Recorded data -

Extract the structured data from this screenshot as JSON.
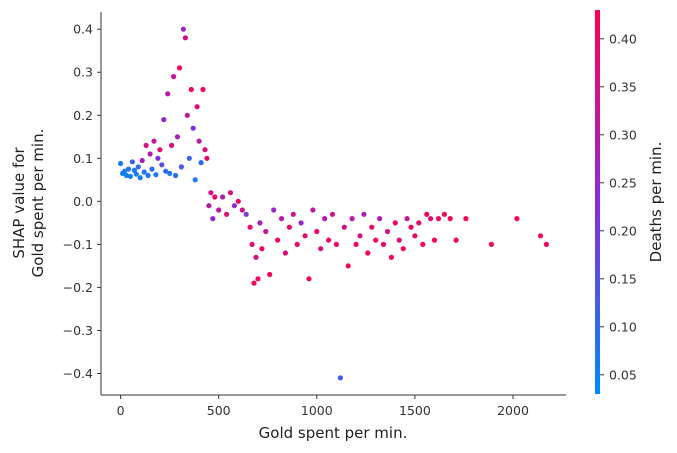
{
  "chart_data": {
    "type": "scatter",
    "title": "",
    "xlabel": "Gold spent per min.",
    "ylabel_lines": [
      "SHAP value for",
      "Gold spent per min."
    ],
    "xlim": [
      -100,
      2270
    ],
    "ylim": [
      -0.45,
      0.44
    ],
    "x_ticks": [
      0,
      500,
      1000,
      1500,
      2000
    ],
    "x_tick_labels": [
      "0",
      "500",
      "1000",
      "1500",
      "2000"
    ],
    "y_ticks": [
      -0.4,
      -0.3,
      -0.2,
      -0.1,
      0.0,
      0.1,
      0.2,
      0.3,
      0.4
    ],
    "y_tick_labels": [
      "−0.4",
      "−0.3",
      "−0.2",
      "−0.1",
      "0.0",
      "0.1",
      "0.2",
      "0.3",
      "0.4"
    ],
    "grid": false,
    "colorbar": {
      "label": "Deaths per min.",
      "range": [
        0.03,
        0.43
      ],
      "ticks": [
        0.05,
        0.1,
        0.15,
        0.2,
        0.25,
        0.3,
        0.35,
        0.4
      ],
      "tick_labels": [
        "0.05",
        "0.10",
        "0.15",
        "0.20",
        "0.25",
        "0.30",
        "0.35",
        "0.40"
      ],
      "colormap": [
        "#008bfb",
        "#ff0052"
      ]
    },
    "series": [
      {
        "points": [
          [
            0,
            0.088,
            0.06
          ],
          [
            10,
            0.065,
            0.05
          ],
          [
            20,
            0.07,
            0.06
          ],
          [
            30,
            0.06,
            0.05
          ],
          [
            40,
            0.075,
            0.08
          ],
          [
            50,
            0.058,
            0.05
          ],
          [
            60,
            0.092,
            0.12
          ],
          [
            70,
            0.072,
            0.07
          ],
          [
            80,
            0.063,
            0.06
          ],
          [
            90,
            0.08,
            0.09
          ],
          [
            100,
            0.055,
            0.06
          ],
          [
            110,
            0.095,
            0.28
          ],
          [
            120,
            0.068,
            0.08
          ],
          [
            130,
            0.13,
            0.35
          ],
          [
            140,
            0.06,
            0.07
          ],
          [
            150,
            0.11,
            0.3
          ],
          [
            160,
            0.075,
            0.09
          ],
          [
            170,
            0.14,
            0.32
          ],
          [
            180,
            0.062,
            0.06
          ],
          [
            190,
            0.1,
            0.22
          ],
          [
            200,
            0.12,
            0.38
          ],
          [
            210,
            0.085,
            0.15
          ],
          [
            220,
            0.19,
            0.25
          ],
          [
            230,
            0.07,
            0.1
          ],
          [
            240,
            0.25,
            0.3
          ],
          [
            250,
            0.065,
            0.08
          ],
          [
            260,
            0.13,
            0.36
          ],
          [
            270,
            0.29,
            0.33
          ],
          [
            280,
            0.06,
            0.09
          ],
          [
            290,
            0.15,
            0.28
          ],
          [
            300,
            0.31,
            0.41
          ],
          [
            310,
            0.08,
            0.14
          ],
          [
            320,
            0.4,
            0.26
          ],
          [
            330,
            0.38,
            0.35
          ],
          [
            340,
            0.2,
            0.3
          ],
          [
            350,
            0.1,
            0.12
          ],
          [
            360,
            0.26,
            0.4
          ],
          [
            370,
            0.17,
            0.22
          ],
          [
            380,
            0.05,
            0.08
          ],
          [
            390,
            0.22,
            0.38
          ],
          [
            400,
            0.14,
            0.31
          ],
          [
            410,
            0.09,
            0.1
          ],
          [
            420,
            0.26,
            0.4
          ],
          [
            430,
            0.12,
            0.36
          ],
          [
            440,
            0.1,
            0.39
          ],
          [
            450,
            -0.01,
            0.3
          ],
          [
            460,
            0.02,
            0.36
          ],
          [
            470,
            -0.04,
            0.24
          ],
          [
            480,
            0.01,
            0.4
          ],
          [
            500,
            -0.02,
            0.33
          ],
          [
            520,
            0.01,
            0.28
          ],
          [
            540,
            -0.03,
            0.38
          ],
          [
            560,
            0.02,
            0.36
          ],
          [
            580,
            -0.01,
            0.22
          ],
          [
            600,
            0.0,
            0.4
          ],
          [
            620,
            -0.02,
            0.34
          ],
          [
            640,
            -0.03,
            0.2
          ],
          [
            660,
            -0.06,
            0.4
          ],
          [
            670,
            -0.1,
            0.38
          ],
          [
            680,
            -0.19,
            0.41
          ],
          [
            690,
            -0.13,
            0.36
          ],
          [
            700,
            -0.18,
            0.4
          ],
          [
            710,
            -0.05,
            0.28
          ],
          [
            720,
            -0.11,
            0.4
          ],
          [
            740,
            -0.07,
            0.33
          ],
          [
            760,
            -0.17,
            0.42
          ],
          [
            780,
            -0.02,
            0.26
          ],
          [
            800,
            -0.09,
            0.4
          ],
          [
            820,
            -0.04,
            0.3
          ],
          [
            840,
            -0.12,
            0.37
          ],
          [
            860,
            -0.06,
            0.41
          ],
          [
            880,
            -0.03,
            0.35
          ],
          [
            900,
            -0.1,
            0.4
          ],
          [
            920,
            -0.05,
            0.24
          ],
          [
            940,
            -0.08,
            0.38
          ],
          [
            960,
            -0.18,
            0.42
          ],
          [
            980,
            -0.02,
            0.3
          ],
          [
            1000,
            -0.07,
            0.4
          ],
          [
            1020,
            -0.11,
            0.36
          ],
          [
            1040,
            -0.04,
            0.29
          ],
          [
            1060,
            -0.09,
            0.41
          ],
          [
            1080,
            -0.03,
            0.33
          ],
          [
            1100,
            -0.1,
            0.4
          ],
          [
            1120,
            -0.41,
            0.12
          ],
          [
            1140,
            -0.06,
            0.36
          ],
          [
            1160,
            -0.15,
            0.42
          ],
          [
            1180,
            -0.04,
            0.31
          ],
          [
            1200,
            -0.1,
            0.4
          ],
          [
            1220,
            -0.08,
            0.36
          ],
          [
            1240,
            -0.03,
            0.28
          ],
          [
            1260,
            -0.12,
            0.41
          ],
          [
            1280,
            -0.06,
            0.38
          ],
          [
            1300,
            -0.09,
            0.42
          ],
          [
            1320,
            -0.04,
            0.3
          ],
          [
            1340,
            -0.1,
            0.4
          ],
          [
            1360,
            -0.07,
            0.35
          ],
          [
            1380,
            -0.13,
            0.42
          ],
          [
            1400,
            -0.05,
            0.4
          ],
          [
            1420,
            -0.09,
            0.37
          ],
          [
            1440,
            -0.11,
            0.42
          ],
          [
            1460,
            -0.04,
            0.32
          ],
          [
            1480,
            -0.06,
            0.4
          ],
          [
            1500,
            -0.08,
            0.41
          ],
          [
            1520,
            -0.05,
            0.39
          ],
          [
            1540,
            -0.1,
            0.42
          ],
          [
            1560,
            -0.03,
            0.41
          ],
          [
            1580,
            -0.04,
            0.38
          ],
          [
            1600,
            -0.09,
            0.42
          ],
          [
            1620,
            -0.04,
            0.4
          ],
          [
            1650,
            -0.03,
            0.41
          ],
          [
            1680,
            -0.04,
            0.42
          ],
          [
            1710,
            -0.09,
            0.4
          ],
          [
            1760,
            -0.04,
            0.42
          ],
          [
            1890,
            -0.1,
            0.41
          ],
          [
            2020,
            -0.04,
            0.42
          ],
          [
            2140,
            -0.08,
            0.41
          ],
          [
            2170,
            -0.1,
            0.42
          ]
        ]
      }
    ]
  }
}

Problem - Transcribe every record above exactly as written, leaving out any pictures.

Output for this exercise -
Extract the structured data from this screenshot as JSON.
{
  "chart_data": {
    "type": "scatter",
    "title": "",
    "xlabel": "Gold spent per min.",
    "ylabel_lines": [
      "SHAP value for",
      "Gold spent per min."
    ],
    "xlim": [
      -100,
      2270
    ],
    "ylim": [
      -0.45,
      0.44
    ],
    "x_ticks": [
      0,
      500,
      1000,
      1500,
      2000
    ],
    "x_tick_labels": [
      "0",
      "500",
      "1000",
      "1500",
      "2000"
    ],
    "y_ticks": [
      -0.4,
      -0.3,
      -0.2,
      -0.1,
      0.0,
      0.1,
      0.2,
      0.3,
      0.4
    ],
    "y_tick_labels": [
      "−0.4",
      "−0.3",
      "−0.2",
      "−0.1",
      "0.0",
      "0.1",
      "0.2",
      "0.3",
      "0.4"
    ],
    "grid": false,
    "colorbar": {
      "label": "Deaths per min.",
      "range": [
        0.03,
        0.43
      ],
      "ticks": [
        0.05,
        0.1,
        0.15,
        0.2,
        0.25,
        0.3,
        0.35,
        0.4
      ],
      "tick_labels": [
        "0.05",
        "0.10",
        "0.15",
        "0.20",
        "0.25",
        "0.30",
        "0.35",
        "0.40"
      ],
      "colormap": [
        "#008bfb",
        "#ff0052"
      ]
    },
    "series": [
      {
        "points": [
          [
            0,
            0.088,
            0.06
          ],
          [
            10,
            0.065,
            0.05
          ],
          [
            20,
            0.07,
            0.06
          ],
          [
            30,
            0.06,
            0.05
          ],
          [
            40,
            0.075,
            0.08
          ],
          [
            50,
            0.058,
            0.05
          ],
          [
            60,
            0.092,
            0.12
          ],
          [
            70,
            0.072,
            0.07
          ],
          [
            80,
            0.063,
            0.06
          ],
          [
            90,
            0.08,
            0.09
          ],
          [
            100,
            0.055,
            0.06
          ],
          [
            110,
            0.095,
            0.28
          ],
          [
            120,
            0.068,
            0.08
          ],
          [
            130,
            0.13,
            0.35
          ],
          [
            140,
            0.06,
            0.07
          ],
          [
            150,
            0.11,
            0.3
          ],
          [
            160,
            0.075,
            0.09
          ],
          [
            170,
            0.14,
            0.32
          ],
          [
            180,
            0.062,
            0.06
          ],
          [
            190,
            0.1,
            0.22
          ],
          [
            200,
            0.12,
            0.38
          ],
          [
            210,
            0.085,
            0.15
          ],
          [
            220,
            0.19,
            0.25
          ],
          [
            230,
            0.07,
            0.1
          ],
          [
            240,
            0.25,
            0.3
          ],
          [
            250,
            0.065,
            0.08
          ],
          [
            260,
            0.13,
            0.36
          ],
          [
            270,
            0.29,
            0.33
          ],
          [
            280,
            0.06,
            0.09
          ],
          [
            290,
            0.15,
            0.28
          ],
          [
            300,
            0.31,
            0.41
          ],
          [
            310,
            0.08,
            0.14
          ],
          [
            320,
            0.4,
            0.26
          ],
          [
            330,
            0.38,
            0.35
          ],
          [
            340,
            0.2,
            0.3
          ],
          [
            350,
            0.1,
            0.12
          ],
          [
            360,
            0.26,
            0.4
          ],
          [
            370,
            0.17,
            0.22
          ],
          [
            380,
            0.05,
            0.08
          ],
          [
            390,
            0.22,
            0.38
          ],
          [
            400,
            0.14,
            0.31
          ],
          [
            410,
            0.09,
            0.1
          ],
          [
            420,
            0.26,
            0.4
          ],
          [
            430,
            0.12,
            0.36
          ],
          [
            440,
            0.1,
            0.39
          ],
          [
            450,
            -0.01,
            0.3
          ],
          [
            460,
            0.02,
            0.36
          ],
          [
            470,
            -0.04,
            0.24
          ],
          [
            480,
            0.01,
            0.4
          ],
          [
            500,
            -0.02,
            0.33
          ],
          [
            520,
            0.01,
            0.28
          ],
          [
            540,
            -0.03,
            0.38
          ],
          [
            560,
            0.02,
            0.36
          ],
          [
            580,
            -0.01,
            0.22
          ],
          [
            600,
            0.0,
            0.4
          ],
          [
            620,
            -0.02,
            0.34
          ],
          [
            640,
            -0.03,
            0.2
          ],
          [
            660,
            -0.06,
            0.4
          ],
          [
            670,
            -0.1,
            0.38
          ],
          [
            680,
            -0.19,
            0.41
          ],
          [
            690,
            -0.13,
            0.36
          ],
          [
            700,
            -0.18,
            0.4
          ],
          [
            710,
            -0.05,
            0.28
          ],
          [
            720,
            -0.11,
            0.4
          ],
          [
            740,
            -0.07,
            0.33
          ],
          [
            760,
            -0.17,
            0.42
          ],
          [
            780,
            -0.02,
            0.26
          ],
          [
            800,
            -0.09,
            0.4
          ],
          [
            820,
            -0.04,
            0.3
          ],
          [
            840,
            -0.12,
            0.37
          ],
          [
            860,
            -0.06,
            0.41
          ],
          [
            880,
            -0.03,
            0.35
          ],
          [
            900,
            -0.1,
            0.4
          ],
          [
            920,
            -0.05,
            0.24
          ],
          [
            940,
            -0.08,
            0.38
          ],
          [
            960,
            -0.18,
            0.42
          ],
          [
            980,
            -0.02,
            0.3
          ],
          [
            1000,
            -0.07,
            0.4
          ],
          [
            1020,
            -0.11,
            0.36
          ],
          [
            1040,
            -0.04,
            0.29
          ],
          [
            1060,
            -0.09,
            0.41
          ],
          [
            1080,
            -0.03,
            0.33
          ],
          [
            1100,
            -0.1,
            0.4
          ],
          [
            1120,
            -0.41,
            0.12
          ],
          [
            1140,
            -0.06,
            0.36
          ],
          [
            1160,
            -0.15,
            0.42
          ],
          [
            1180,
            -0.04,
            0.31
          ],
          [
            1200,
            -0.1,
            0.4
          ],
          [
            1220,
            -0.08,
            0.36
          ],
          [
            1240,
            -0.03,
            0.28
          ],
          [
            1260,
            -0.12,
            0.41
          ],
          [
            1280,
            -0.06,
            0.38
          ],
          [
            1300,
            -0.09,
            0.42
          ],
          [
            1320,
            -0.04,
            0.3
          ],
          [
            1340,
            -0.1,
            0.4
          ],
          [
            1360,
            -0.07,
            0.35
          ],
          [
            1380,
            -0.13,
            0.42
          ],
          [
            1400,
            -0.05,
            0.4
          ],
          [
            1420,
            -0.09,
            0.37
          ],
          [
            1440,
            -0.11,
            0.42
          ],
          [
            1460,
            -0.04,
            0.32
          ],
          [
            1480,
            -0.06,
            0.4
          ],
          [
            1500,
            -0.08,
            0.41
          ],
          [
            1520,
            -0.05,
            0.39
          ],
          [
            1540,
            -0.1,
            0.42
          ],
          [
            1560,
            -0.03,
            0.41
          ],
          [
            1580,
            -0.04,
            0.38
          ],
          [
            1600,
            -0.09,
            0.42
          ],
          [
            1620,
            -0.04,
            0.4
          ],
          [
            1650,
            -0.03,
            0.41
          ],
          [
            1680,
            -0.04,
            0.42
          ],
          [
            1710,
            -0.09,
            0.4
          ],
          [
            1760,
            -0.04,
            0.42
          ],
          [
            1890,
            -0.1,
            0.41
          ],
          [
            2020,
            -0.04,
            0.42
          ],
          [
            2140,
            -0.08,
            0.41
          ],
          [
            2170,
            -0.1,
            0.42
          ]
        ]
      }
    ]
  }
}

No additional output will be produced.